*GIVEN REQUEST*
Could you render each line of the material below as a Markdown table with the columns "Row" and "Line", skipping blank lines and leaving the pictures out?

********

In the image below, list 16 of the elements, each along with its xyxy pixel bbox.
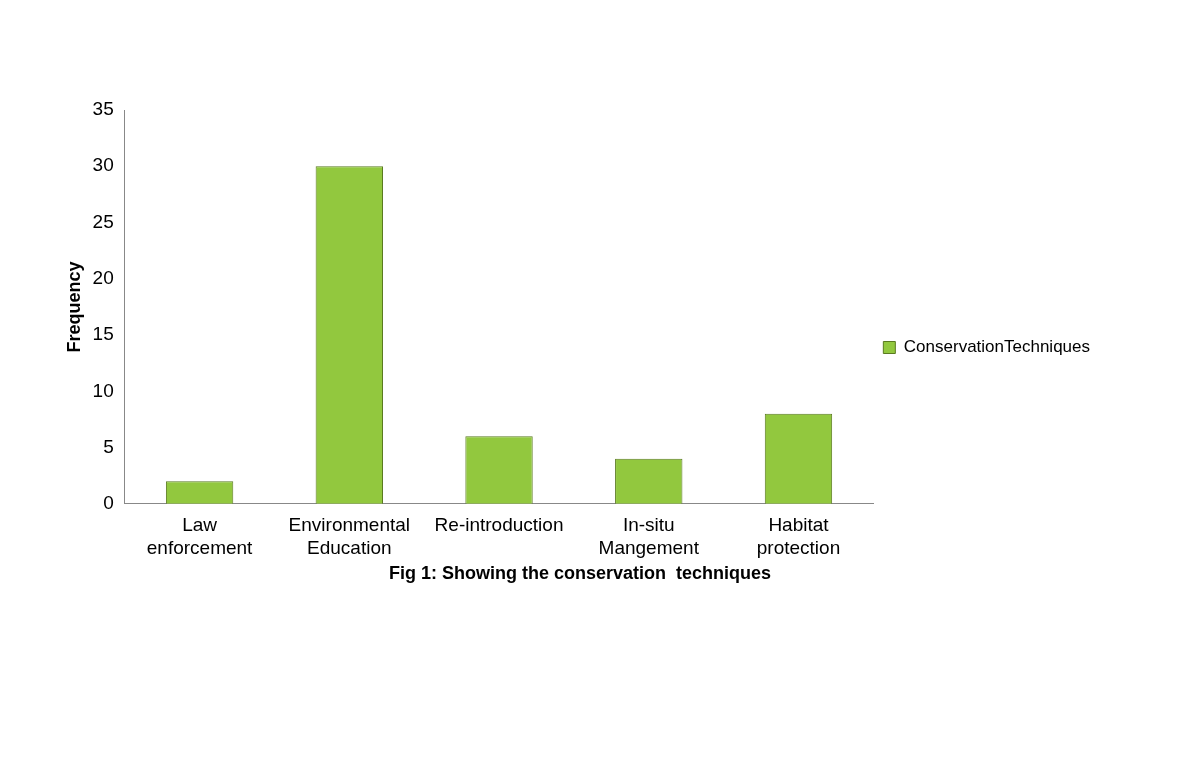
y-tick-label: 35 <box>92 98 114 120</box>
y-tick-label: 20 <box>92 267 114 289</box>
y-tick-label: 25 <box>92 210 114 232</box>
y-tick-label: 30 <box>92 154 114 176</box>
text: Fig 1: Showing the conservation techniques <box>388 563 772 584</box>
x-tick-label: Law enforcement <box>146 514 254 559</box>
x-tick-label: Re-introduction <box>434 514 564 536</box>
y-tick-label: 10 <box>92 379 114 401</box>
y-axis-title: Frequency <box>63 261 84 353</box>
y-tick-label: 15 <box>92 323 114 345</box>
x-tick-label: Habitat protection <box>756 514 841 559</box>
x-tick-label: Environmental Education <box>288 514 411 559</box>
x-tick-label: In-situ Mangement <box>598 514 700 559</box>
y-tick-label: 0 <box>103 492 114 514</box>
y-tick-label: 5 <box>103 435 114 457</box>
legend-label: ConservationTechniques <box>903 337 1090 357</box>
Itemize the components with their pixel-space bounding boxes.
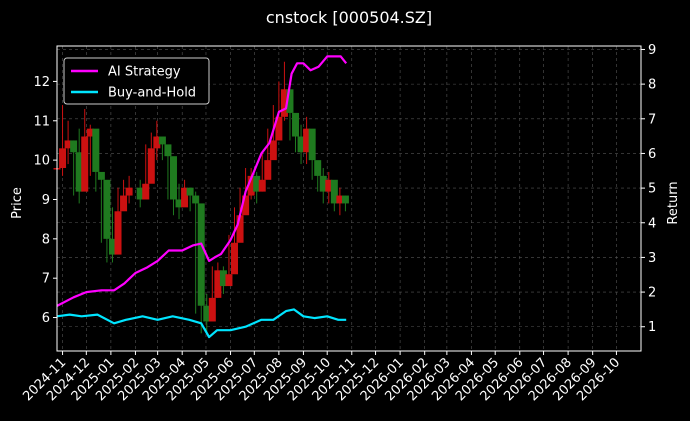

********

*RESPONSE FOR THIS EXERCISE*
| Row | Line |
|---|---|
| 1 | In the image below, list 16 of the elements, each along with its xyxy pixel bbox. |
| 2 | y-tick-label: 35 <box>92 98 114 120</box> |
| 3 | y-tick-label: 20 <box>92 267 114 289</box> |
| 4 | y-tick-label: 25 <box>92 210 114 232</box> |
| 5 | y-tick-label: 30 <box>92 154 114 176</box> |
| 6 | text: Fig 1: Showing the conservation techniques <box>388 563 772 584</box> |
| 7 | x-tick-label: Law enforcement <box>146 514 254 559</box> |
| 8 | x-tick-label: Re-introduction <box>434 514 564 536</box> |
| 9 | y-tick-label: 10 <box>92 379 114 401</box> |
| 10 | y-axis-title: Frequency <box>63 261 84 353</box> |
| 11 | y-tick-label: 15 <box>92 323 114 345</box> |
| 12 | x-tick-label: Habitat protection <box>756 514 841 559</box> |
| 13 | x-tick-label: Environmental Education <box>288 514 411 559</box> |
| 14 | x-tick-label: In-situ Mangement <box>598 514 700 559</box> |
| 15 | y-tick-label: 0 <box>103 492 114 514</box> |
| 16 | y-tick-label: 5 <box>103 435 114 457</box> |
| 17 | legend-label: ConservationTechniques <box>903 337 1090 357</box> |
| 18 | Itemize the components with their pixel-space bounding boxes. |